### Data for this exercise
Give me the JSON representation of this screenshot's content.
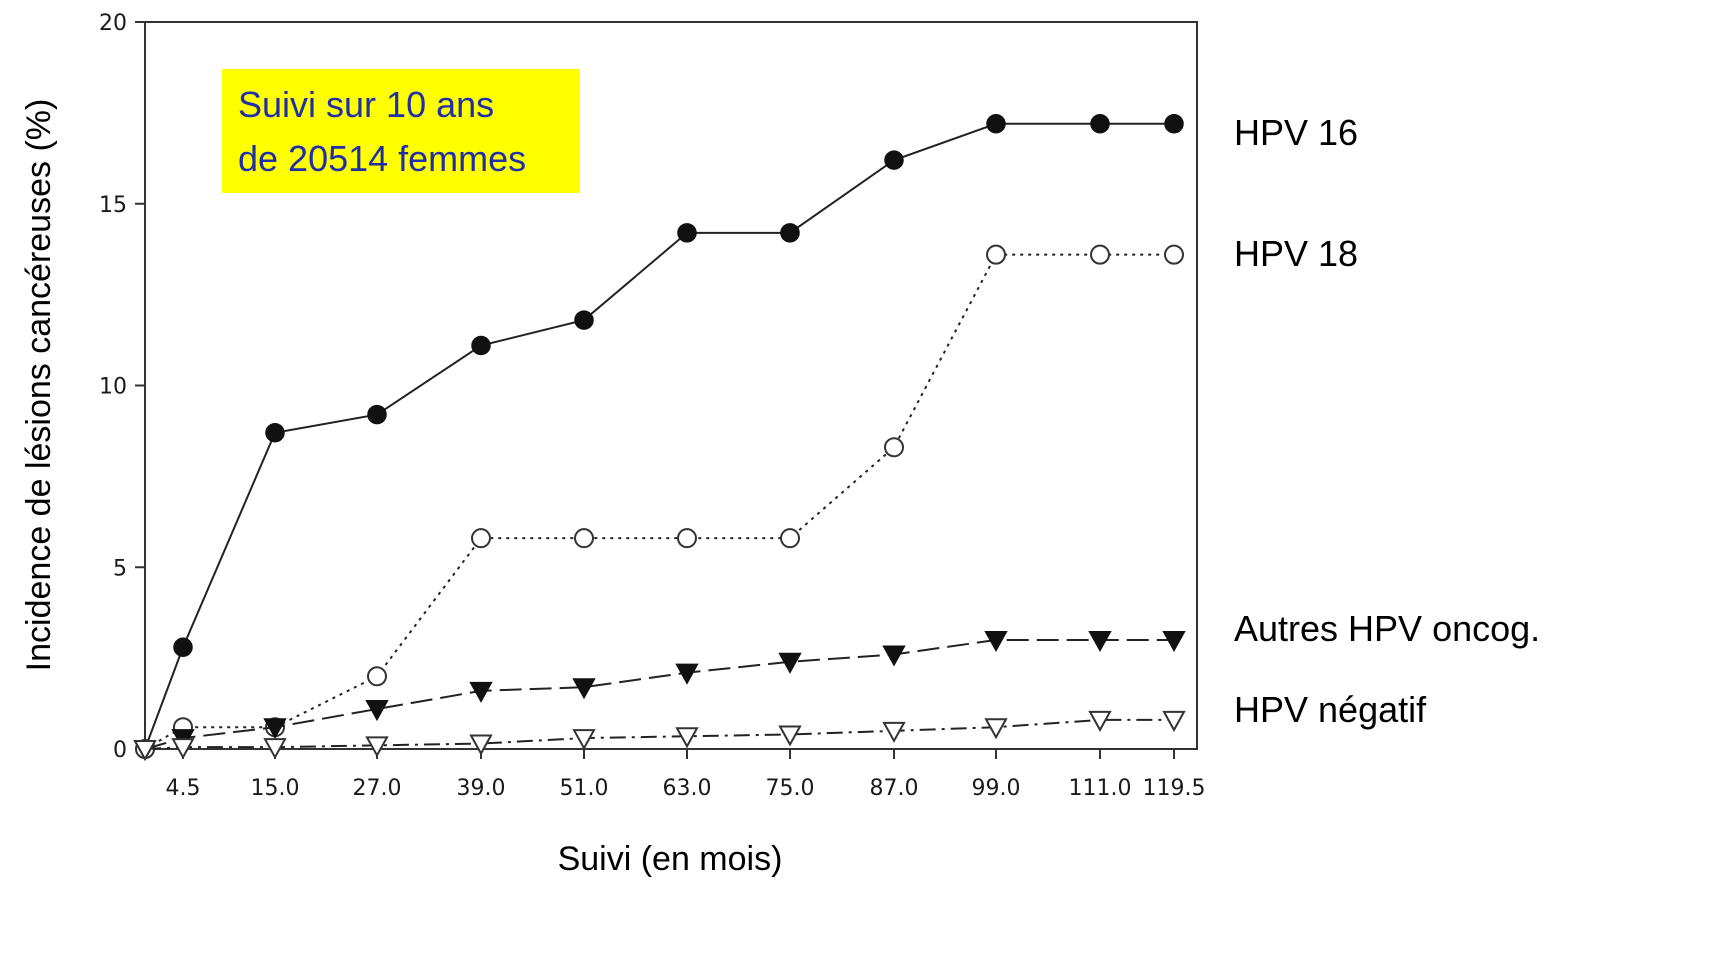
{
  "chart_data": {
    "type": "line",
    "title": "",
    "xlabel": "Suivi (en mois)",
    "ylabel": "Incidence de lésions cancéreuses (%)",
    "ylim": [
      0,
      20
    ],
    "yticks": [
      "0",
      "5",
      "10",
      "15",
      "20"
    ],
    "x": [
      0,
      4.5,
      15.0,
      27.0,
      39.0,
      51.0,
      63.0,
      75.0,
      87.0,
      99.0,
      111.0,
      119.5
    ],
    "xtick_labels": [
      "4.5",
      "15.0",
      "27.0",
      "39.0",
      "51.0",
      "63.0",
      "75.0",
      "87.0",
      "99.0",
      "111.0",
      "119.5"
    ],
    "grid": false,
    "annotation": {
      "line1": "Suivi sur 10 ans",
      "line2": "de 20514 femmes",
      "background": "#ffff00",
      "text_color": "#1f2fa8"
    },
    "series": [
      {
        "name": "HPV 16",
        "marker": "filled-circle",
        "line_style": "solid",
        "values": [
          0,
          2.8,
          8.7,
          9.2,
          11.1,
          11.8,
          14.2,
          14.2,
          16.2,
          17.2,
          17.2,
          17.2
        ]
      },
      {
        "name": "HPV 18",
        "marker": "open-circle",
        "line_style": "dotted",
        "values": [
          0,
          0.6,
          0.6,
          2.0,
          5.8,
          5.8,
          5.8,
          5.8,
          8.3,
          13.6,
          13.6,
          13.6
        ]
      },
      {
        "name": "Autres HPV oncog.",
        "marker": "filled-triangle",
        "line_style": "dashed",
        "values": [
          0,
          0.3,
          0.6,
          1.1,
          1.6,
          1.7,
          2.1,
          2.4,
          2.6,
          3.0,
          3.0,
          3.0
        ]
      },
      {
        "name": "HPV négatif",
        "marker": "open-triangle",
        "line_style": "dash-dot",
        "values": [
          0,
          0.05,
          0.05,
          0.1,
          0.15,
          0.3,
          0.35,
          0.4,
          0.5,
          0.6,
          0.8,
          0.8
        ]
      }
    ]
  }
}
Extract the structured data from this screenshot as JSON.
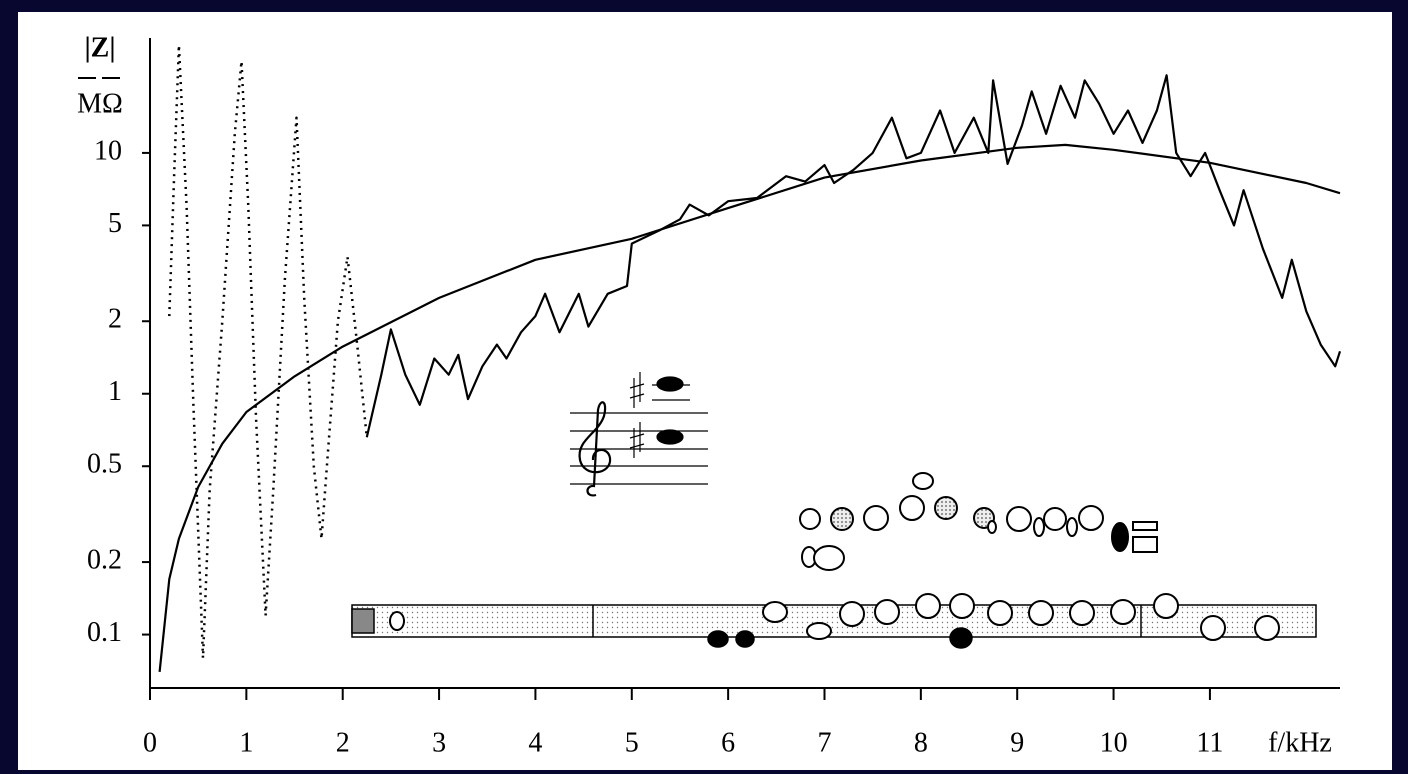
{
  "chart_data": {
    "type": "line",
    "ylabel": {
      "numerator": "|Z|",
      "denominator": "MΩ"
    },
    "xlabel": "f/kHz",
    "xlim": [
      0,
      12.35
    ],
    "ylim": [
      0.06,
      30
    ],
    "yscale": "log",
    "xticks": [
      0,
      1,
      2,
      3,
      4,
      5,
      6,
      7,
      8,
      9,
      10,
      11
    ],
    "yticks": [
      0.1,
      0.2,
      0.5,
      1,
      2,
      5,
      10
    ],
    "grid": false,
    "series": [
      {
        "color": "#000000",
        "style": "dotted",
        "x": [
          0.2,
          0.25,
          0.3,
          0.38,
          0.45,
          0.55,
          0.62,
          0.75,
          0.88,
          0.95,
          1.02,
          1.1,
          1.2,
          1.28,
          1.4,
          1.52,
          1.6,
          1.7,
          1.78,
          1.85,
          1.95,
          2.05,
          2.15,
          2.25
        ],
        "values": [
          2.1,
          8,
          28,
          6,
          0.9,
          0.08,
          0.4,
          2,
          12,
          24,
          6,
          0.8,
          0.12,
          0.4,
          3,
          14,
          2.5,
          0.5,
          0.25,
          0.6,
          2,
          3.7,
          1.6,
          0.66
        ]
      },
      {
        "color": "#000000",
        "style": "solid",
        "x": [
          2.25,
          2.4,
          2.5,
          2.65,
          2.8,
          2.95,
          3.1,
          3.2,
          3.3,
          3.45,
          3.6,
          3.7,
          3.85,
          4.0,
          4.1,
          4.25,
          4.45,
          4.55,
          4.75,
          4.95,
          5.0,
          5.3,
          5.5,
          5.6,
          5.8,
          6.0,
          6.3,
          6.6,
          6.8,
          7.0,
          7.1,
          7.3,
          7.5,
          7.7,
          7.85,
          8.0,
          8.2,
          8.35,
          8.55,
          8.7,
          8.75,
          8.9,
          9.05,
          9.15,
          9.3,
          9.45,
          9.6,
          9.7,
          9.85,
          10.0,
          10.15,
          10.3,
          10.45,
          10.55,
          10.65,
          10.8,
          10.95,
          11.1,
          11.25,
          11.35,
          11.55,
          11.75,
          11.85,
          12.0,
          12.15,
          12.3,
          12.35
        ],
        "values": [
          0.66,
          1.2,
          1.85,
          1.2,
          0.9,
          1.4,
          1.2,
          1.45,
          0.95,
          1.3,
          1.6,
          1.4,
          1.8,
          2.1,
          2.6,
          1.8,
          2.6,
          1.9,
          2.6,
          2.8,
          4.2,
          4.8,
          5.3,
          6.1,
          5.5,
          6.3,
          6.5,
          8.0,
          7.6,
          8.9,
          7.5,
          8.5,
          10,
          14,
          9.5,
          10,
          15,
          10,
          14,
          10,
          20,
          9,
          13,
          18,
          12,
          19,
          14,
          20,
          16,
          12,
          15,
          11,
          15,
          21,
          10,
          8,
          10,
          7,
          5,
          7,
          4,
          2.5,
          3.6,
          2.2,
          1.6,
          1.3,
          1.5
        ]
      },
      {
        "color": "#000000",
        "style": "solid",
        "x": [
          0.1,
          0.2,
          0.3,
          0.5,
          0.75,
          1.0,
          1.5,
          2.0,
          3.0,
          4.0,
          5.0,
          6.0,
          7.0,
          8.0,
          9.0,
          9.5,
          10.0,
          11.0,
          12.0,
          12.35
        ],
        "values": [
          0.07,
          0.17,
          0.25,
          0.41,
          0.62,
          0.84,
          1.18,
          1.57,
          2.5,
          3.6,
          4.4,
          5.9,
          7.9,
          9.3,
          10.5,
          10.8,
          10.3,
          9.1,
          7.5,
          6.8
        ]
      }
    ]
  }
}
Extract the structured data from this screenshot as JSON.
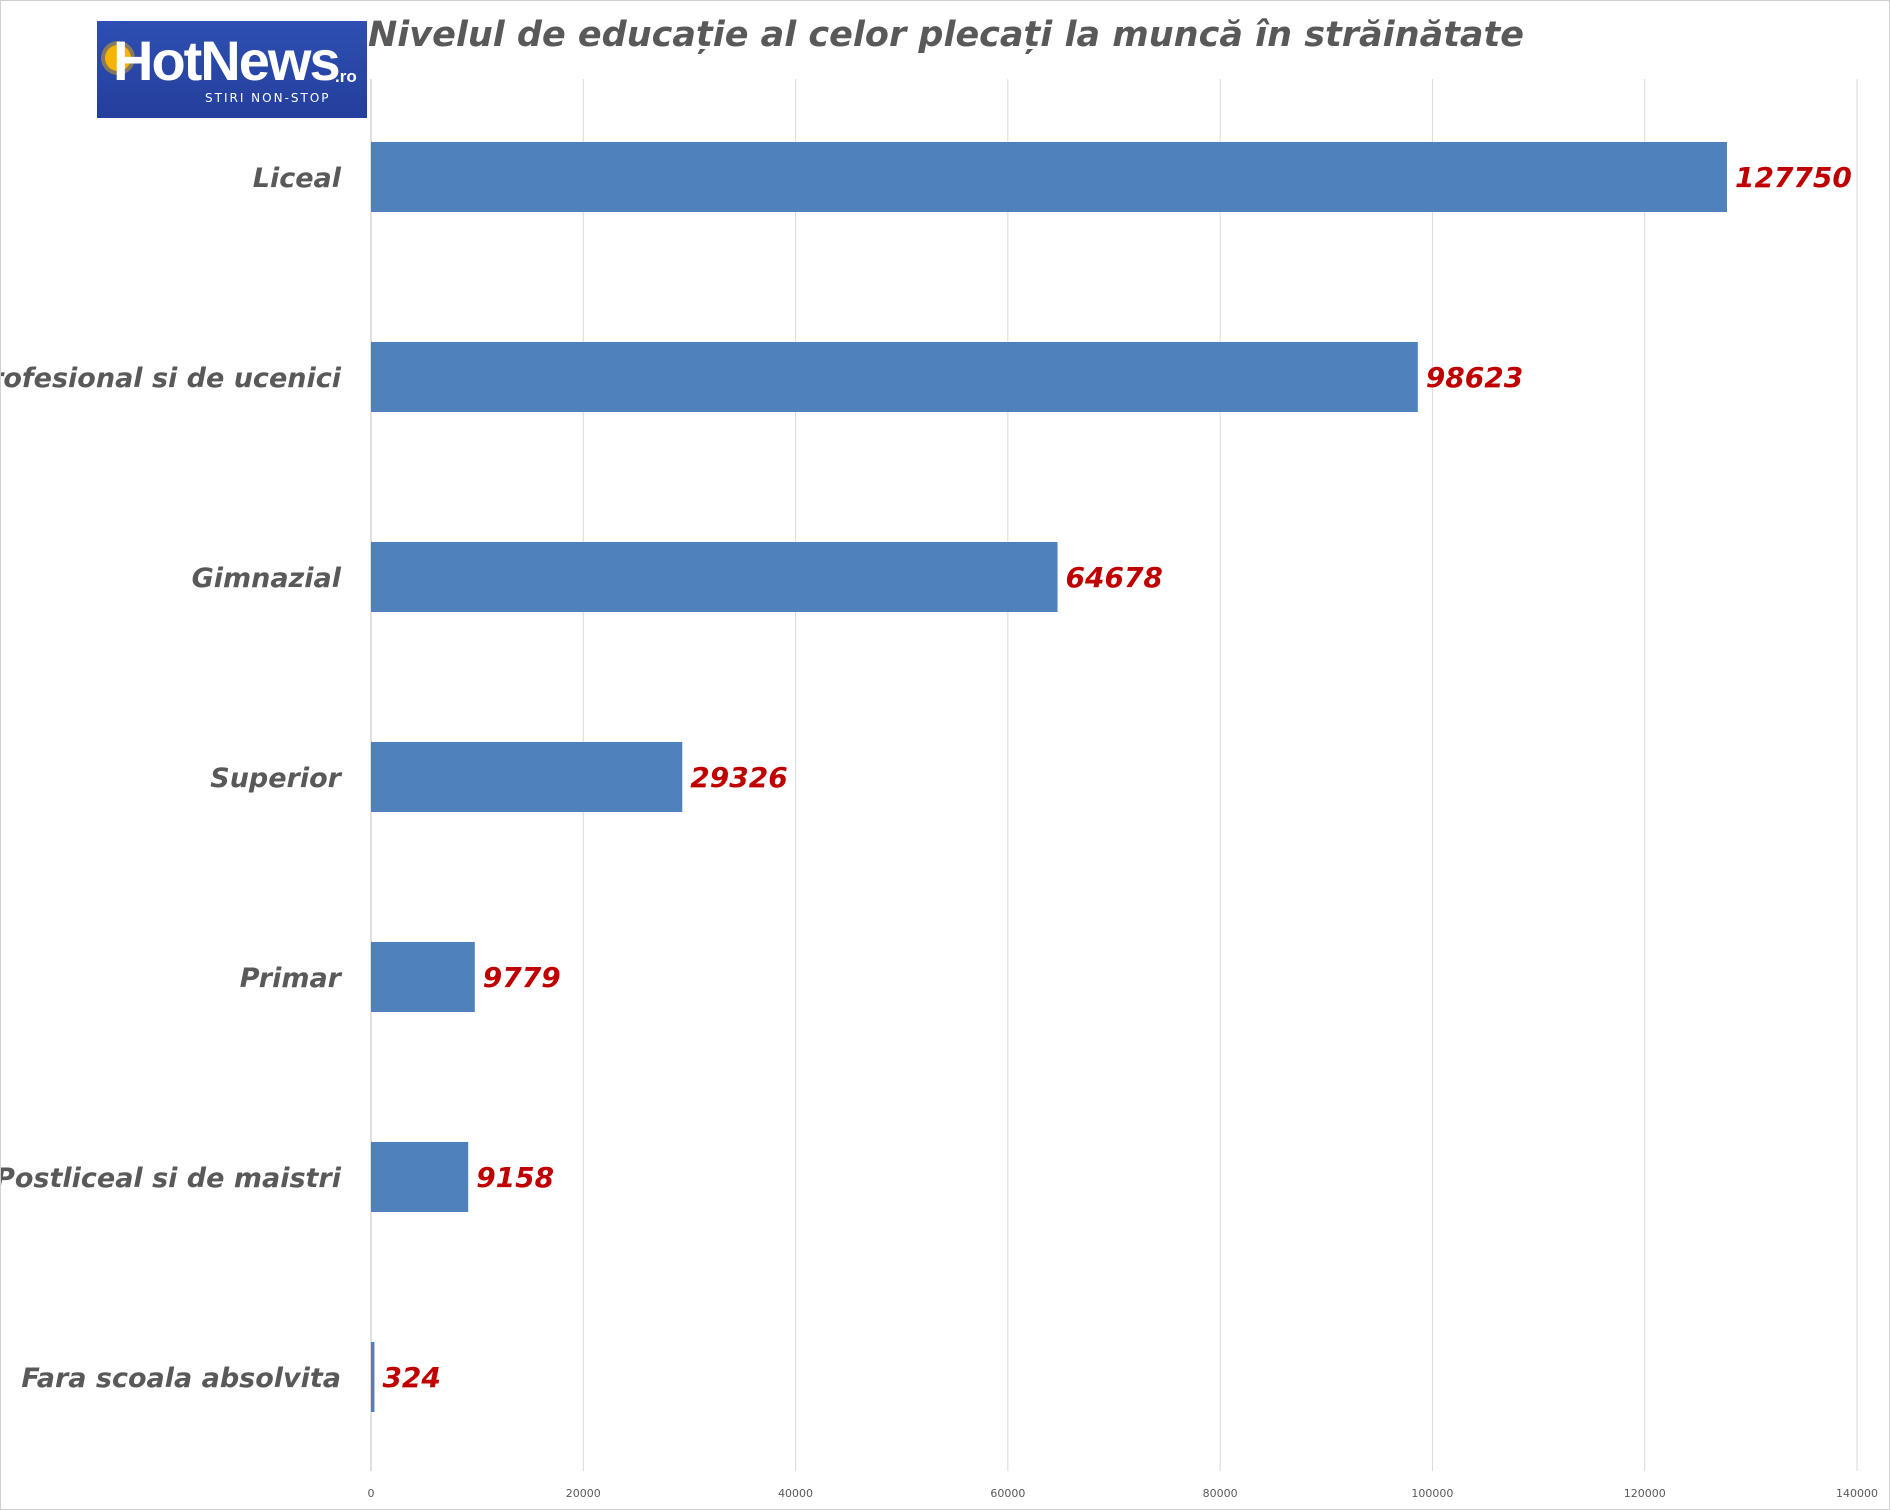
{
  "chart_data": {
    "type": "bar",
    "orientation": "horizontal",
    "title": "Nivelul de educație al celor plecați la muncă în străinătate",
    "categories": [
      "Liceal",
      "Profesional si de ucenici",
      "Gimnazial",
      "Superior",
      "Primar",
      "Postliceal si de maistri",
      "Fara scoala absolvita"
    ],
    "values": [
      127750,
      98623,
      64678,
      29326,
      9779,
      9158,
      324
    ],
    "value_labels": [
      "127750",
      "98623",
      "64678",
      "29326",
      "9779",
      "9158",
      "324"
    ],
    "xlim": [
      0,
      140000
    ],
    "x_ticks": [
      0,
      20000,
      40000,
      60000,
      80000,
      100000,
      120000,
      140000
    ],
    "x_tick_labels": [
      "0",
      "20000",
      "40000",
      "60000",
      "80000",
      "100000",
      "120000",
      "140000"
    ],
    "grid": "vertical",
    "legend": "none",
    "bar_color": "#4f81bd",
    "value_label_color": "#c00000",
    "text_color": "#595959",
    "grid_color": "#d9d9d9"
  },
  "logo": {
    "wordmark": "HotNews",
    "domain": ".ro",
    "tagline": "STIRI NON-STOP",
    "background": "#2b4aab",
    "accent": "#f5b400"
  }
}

### Task statement
Please transcribe the material above exactly as written. Leave the pictures out.

### Right answer
Give me the JSON representation of this screenshot's content.
{
  "chart_data": {
    "type": "line",
    "title": "",
    "xlabel": "Suivi (en mois)",
    "ylabel": "Incidence de lésions cancéreuses (%)",
    "ylim": [
      0,
      20
    ],
    "yticks": [
      "0",
      "5",
      "10",
      "15",
      "20"
    ],
    "x": [
      0,
      4.5,
      15.0,
      27.0,
      39.0,
      51.0,
      63.0,
      75.0,
      87.0,
      99.0,
      111.0,
      119.5
    ],
    "xtick_labels": [
      "4.5",
      "15.0",
      "27.0",
      "39.0",
      "51.0",
      "63.0",
      "75.0",
      "87.0",
      "99.0",
      "111.0",
      "119.5"
    ],
    "grid": false,
    "annotation": {
      "line1": "Suivi sur 10 ans",
      "line2": "de 20514 femmes",
      "background": "#ffff00",
      "text_color": "#1f2fa8"
    },
    "series": [
      {
        "name": "HPV 16",
        "marker": "filled-circle",
        "line_style": "solid",
        "values": [
          0,
          2.8,
          8.7,
          9.2,
          11.1,
          11.8,
          14.2,
          14.2,
          16.2,
          17.2,
          17.2,
          17.2
        ]
      },
      {
        "name": "HPV 18",
        "marker": "open-circle",
        "line_style": "dotted",
        "values": [
          0,
          0.6,
          0.6,
          2.0,
          5.8,
          5.8,
          5.8,
          5.8,
          8.3,
          13.6,
          13.6,
          13.6
        ]
      },
      {
        "name": "Autres HPV oncog.",
        "marker": "filled-triangle",
        "line_style": "dashed",
        "values": [
          0,
          0.3,
          0.6,
          1.1,
          1.6,
          1.7,
          2.1,
          2.4,
          2.6,
          3.0,
          3.0,
          3.0
        ]
      },
      {
        "name": "HPV négatif",
        "marker": "open-triangle",
        "line_style": "dash-dot",
        "values": [
          0,
          0.05,
          0.05,
          0.1,
          0.15,
          0.3,
          0.35,
          0.4,
          0.5,
          0.6,
          0.8,
          0.8
        ]
      }
    ]
  }
}
Extract the structured data from this screenshot as JSON.
{
  "chart_data": {
    "type": "line",
    "ylabel": {
      "numerator": "|Z|",
      "denominator": "MΩ"
    },
    "xlabel": "f/kHz",
    "xlim": [
      0,
      12.35
    ],
    "ylim": [
      0.06,
      30
    ],
    "yscale": "log",
    "xticks": [
      0,
      1,
      2,
      3,
      4,
      5,
      6,
      7,
      8,
      9,
      10,
      11
    ],
    "yticks": [
      0.1,
      0.2,
      0.5,
      1,
      2,
      5,
      10
    ],
    "grid": false,
    "series": [
      {
        "color": "#000000",
        "style": "dotted",
        "x": [
          0.2,
          0.25,
          0.3,
          0.38,
          0.45,
          0.55,
          0.62,
          0.75,
          0.88,
          0.95,
          1.02,
          1.1,
          1.2,
          1.28,
          1.4,
          1.52,
          1.6,
          1.7,
          1.78,
          1.85,
          1.95,
          2.05,
          2.15,
          2.25
        ],
        "values": [
          2.1,
          8,
          28,
          6,
          0.9,
          0.08,
          0.4,
          2,
          12,
          24,
          6,
          0.8,
          0.12,
          0.4,
          3,
          14,
          2.5,
          0.5,
          0.25,
          0.6,
          2,
          3.7,
          1.6,
          0.66
        ]
      },
      {
        "color": "#000000",
        "style": "solid",
        "x": [
          2.25,
          2.4,
          2.5,
          2.65,
          2.8,
          2.95,
          3.1,
          3.2,
          3.3,
          3.45,
          3.6,
          3.7,
          3.85,
          4.0,
          4.1,
          4.25,
          4.45,
          4.55,
          4.75,
          4.95,
          5.0,
          5.3,
          5.5,
          5.6,
          5.8,
          6.0,
          6.3,
          6.6,
          6.8,
          7.0,
          7.1,
          7.3,
          7.5,
          7.7,
          7.85,
          8.0,
          8.2,
          8.35,
          8.55,
          8.7,
          8.75,
          8.9,
          9.05,
          9.15,
          9.3,
          9.45,
          9.6,
          9.7,
          9.85,
          10.0,
          10.15,
          10.3,
          10.45,
          10.55,
          10.65,
          10.8,
          10.95,
          11.1,
          11.25,
          11.35,
          11.55,
          11.75,
          11.85,
          12.0,
          12.15,
          12.3,
          12.35
        ],
        "values": [
          0.66,
          1.2,
          1.85,
          1.2,
          0.9,
          1.4,
          1.2,
          1.45,
          0.95,
          1.3,
          1.6,
          1.4,
          1.8,
          2.1,
          2.6,
          1.8,
          2.6,
          1.9,
          2.6,
          2.8,
          4.2,
          4.8,
          5.3,
          6.1,
          5.5,
          6.3,
          6.5,
          8.0,
          7.6,
          8.9,
          7.5,
          8.5,
          10,
          14,
          9.5,
          10,
          15,
          10,
          14,
          10,
          20,
          9,
          13,
          18,
          12,
          19,
          14,
          20,
          16,
          12,
          15,
          11,
          15,
          21,
          10,
          8,
          10,
          7,
          5,
          7,
          4,
          2.5,
          3.6,
          2.2,
          1.6,
          1.3,
          1.5
        ]
      },
      {
        "color": "#000000",
        "style": "solid",
        "x": [
          0.1,
          0.2,
          0.3,
          0.5,
          0.75,
          1.0,
          1.5,
          2.0,
          3.0,
          4.0,
          5.0,
          6.0,
          7.0,
          8.0,
          9.0,
          9.5,
          10.0,
          11.0,
          12.0,
          12.35
        ],
        "values": [
          0.07,
          0.17,
          0.25,
          0.41,
          0.62,
          0.84,
          1.18,
          1.57,
          2.5,
          3.6,
          4.4,
          5.9,
          7.9,
          9.3,
          10.5,
          10.8,
          10.3,
          9.1,
          7.5,
          6.8
        ]
      }
    ]
  }
}
Extract the structured data from this screenshot as JSON.
{
  "chart_data": {
    "type": "bar",
    "orientation": "horizontal",
    "title": "Nivelul de educație al celor plecați la muncă în străinătate",
    "categories": [
      "Liceal",
      "Profesional si de ucenici",
      "Gimnazial",
      "Superior",
      "Primar",
      "Postliceal si de maistri",
      "Fara scoala absolvita"
    ],
    "values": [
      127750,
      98623,
      64678,
      29326,
      9779,
      9158,
      324
    ],
    "value_labels": [
      "127750",
      "98623",
      "64678",
      "29326",
      "9779",
      "9158",
      "324"
    ],
    "xlim": [
      0,
      140000
    ],
    "x_ticks": [
      0,
      20000,
      40000,
      60000,
      80000,
      100000,
      120000,
      140000
    ],
    "x_tick_labels": [
      "0",
      "20000",
      "40000",
      "60000",
      "80000",
      "100000",
      "120000",
      "140000"
    ],
    "grid": "vertical",
    "legend": "none",
    "bar_color": "#4f81bd",
    "value_label_color": "#c00000",
    "text_color": "#595959",
    "grid_color": "#d9d9d9"
  },
  "logo": {
    "wordmark": "HotNews",
    "domain": ".ro",
    "tagline": "STIRI NON-STOP",
    "background": "#2b4aab",
    "accent": "#f5b400"
  }
}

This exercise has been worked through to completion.